» What to produce:
Copy each line of the records that contains the word "ΤΑΜΕΙΟ".

———

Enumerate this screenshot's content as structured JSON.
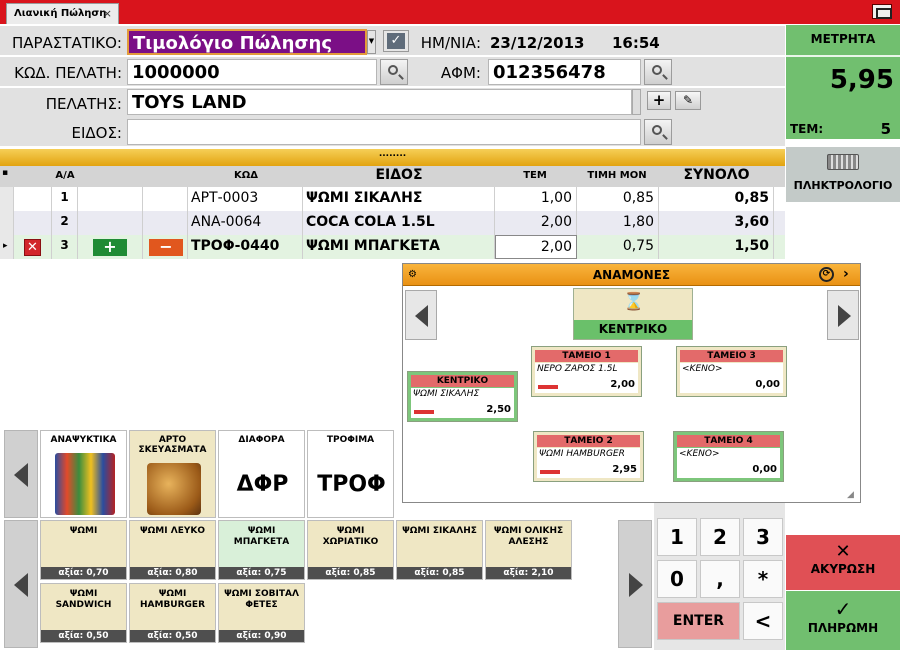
{
  "window": {
    "tab_title": "Λιανική Πώληση",
    "tab_close": "×"
  },
  "header": {
    "document_label": "ΠΑΡΑΣΤΑΤΙΚΟ:",
    "document_value": "Τιμολόγιο Πώλησης",
    "date_label": "ΗΜ/ΝΙΑ:",
    "date_value": "23/12/2013",
    "time_value": "16:54",
    "customer_code_label": "ΚΩΔ. ΠΕΛΑΤΗ:",
    "customer_code_value": "1000000",
    "afm_label": "ΑΦΜ:",
    "afm_value": "012356478",
    "customer_label": "ΠΕΛΑΤΗΣ:",
    "customer_value": "TOYS LAND",
    "item_label": "ΕΙΔΟΣ:",
    "item_value": ""
  },
  "counter": {
    "label": "ΜΕΤΡΗΤΑ",
    "total": "5,95",
    "items_label": "ΤΕΜ:",
    "items_value": "5"
  },
  "keyboard_label": "ΠΛΗΚΤΡΟΛΟΓΙΟ",
  "grid": {
    "splitter_text": "........",
    "headers": {
      "aa": "Α/Α",
      "code": "ΚΩΔ",
      "item": "ΕΙΔΟΣ",
      "qty": "ΤΕΜ",
      "unit_price": "ΤΙΜΗ ΜΟΝ",
      "total": "ΣΥΝΟΛΟ"
    },
    "rows": [
      {
        "aa": "1",
        "code": "ΑΡΤ-0003",
        "item": "ΨΩΜΙ ΣΙΚΑΛΗΣ",
        "qty": "1,00",
        "price": "0,85",
        "total": "0,85"
      },
      {
        "aa": "2",
        "code": "ΑΝΑ-0064",
        "item": "COCA COLA 1.5L",
        "qty": "2,00",
        "price": "1,80",
        "total": "3,60"
      },
      {
        "aa": "3",
        "code": "ΤΡΟΦ-0440",
        "item": "ΨΩΜΙ ΜΠΑΓΚΕΤΑ",
        "qty": "2,00",
        "price": "0,75",
        "total": "1,50"
      }
    ]
  },
  "waiting": {
    "title": "ΑΝΑΜΟΝΕΣ",
    "center_label": "ΚΕΝΤΡΙΚΟ",
    "tills": [
      {
        "title": "ΚΕΝΤΡΙΚΟ",
        "item": "ΨΩΜΙ ΣΙΚΑΛΗΣ",
        "amount": "2,50"
      },
      {
        "title": "ΤΑΜΕΙΟ 1",
        "item": "ΝΕΡΟ ΖΑΡΟΣ 1.5L",
        "amount": "2,00"
      },
      {
        "title": "ΤΑΜΕΙΟ 3",
        "item": "<ΚΕΝΟ>",
        "amount": "0,00"
      },
      {
        "title": "ΤΑΜΕΙΟ 2",
        "item": "ΨΩΜΙ HAMBURGER",
        "amount": "2,95"
      },
      {
        "title": "ΤΑΜΕΙΟ 4",
        "item": "<ΚΕΝΟ>",
        "amount": "0,00"
      }
    ]
  },
  "categories": [
    {
      "label": "ΑΝΑΨΥΚΤΙΚΑ",
      "big": ""
    },
    {
      "label": "ΑΡΤΟ ΣΚΕΥΑΣΜΑΤΑ",
      "big": ""
    },
    {
      "label": "ΔΙΑΦΟΡΑ",
      "big": "ΔΦΡ"
    },
    {
      "label": "ΤΡΟΦΙΜΑ",
      "big": "ΤΡΟΦ"
    }
  ],
  "products": [
    {
      "name": "ΨΩΜΙ",
      "price": "αξία: 0,70"
    },
    {
      "name": "ΨΩΜΙ ΛΕΥΚΟ",
      "price": "αξία: 0,80"
    },
    {
      "name": "ΨΩΜΙ ΜΠΑΓΚΕΤΑ",
      "price": "αξία: 0,75"
    },
    {
      "name": "ΨΩΜΙ ΧΩΡΙΑΤΙΚΟ",
      "price": "αξία: 0,85"
    },
    {
      "name": "ΨΩΜΙ ΣΙΚΑΛΗΣ",
      "price": "αξία: 0,85"
    },
    {
      "name": "ΨΩΜΙ ΟΛΙΚΗΣ ΑΛΕΣΗΣ",
      "price": "αξία: 2,10"
    },
    {
      "name": "ΨΩΜΙ SANDWICH",
      "price": "αξία: 0,50"
    },
    {
      "name": "ΨΩΜΙ HAMBURGER",
      "price": "αξία: 0,50"
    },
    {
      "name": "ΨΩΜΙ ΣΟΒΙΤΑΛ ΦΕΤΕΣ",
      "price": "αξία: 0,90"
    }
  ],
  "keypad": {
    "k1": "1",
    "k2": "2",
    "k3": "3",
    "k0": "0",
    "comma": ",",
    "star": "*",
    "enter": "ENTER",
    "back": "<"
  },
  "actions": {
    "cancel": "ΑΚΥΡΩΣΗ",
    "cancel_glyph": "✕",
    "pay": "ΠΛΗΡΩΜΗ",
    "pay_glyph": "✓"
  }
}
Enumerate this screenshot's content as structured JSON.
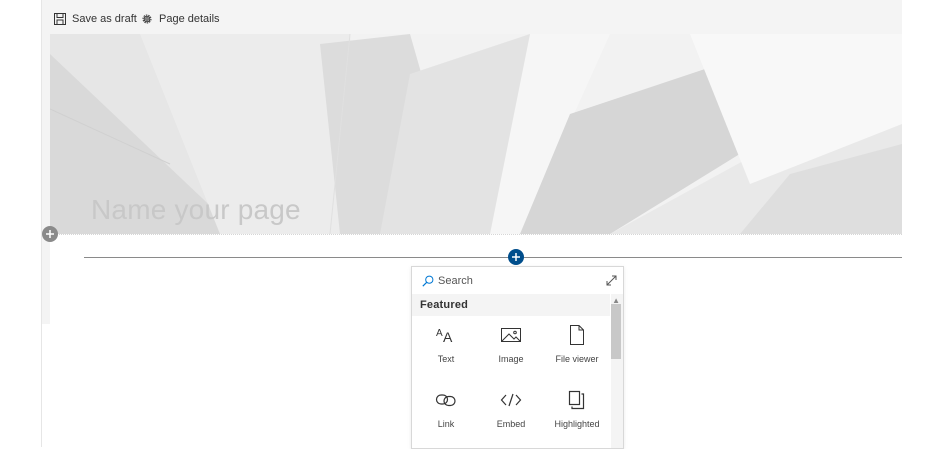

———

» Answer to the task:
        "title": "ΤΑΜΕΙΟ 1",
        "title": "ΤΑΜΕΙΟ 3",
        "title": "ΤΑΜΕΙΟ 2",
        "title": "ΤΑΜΕΙΟ 4",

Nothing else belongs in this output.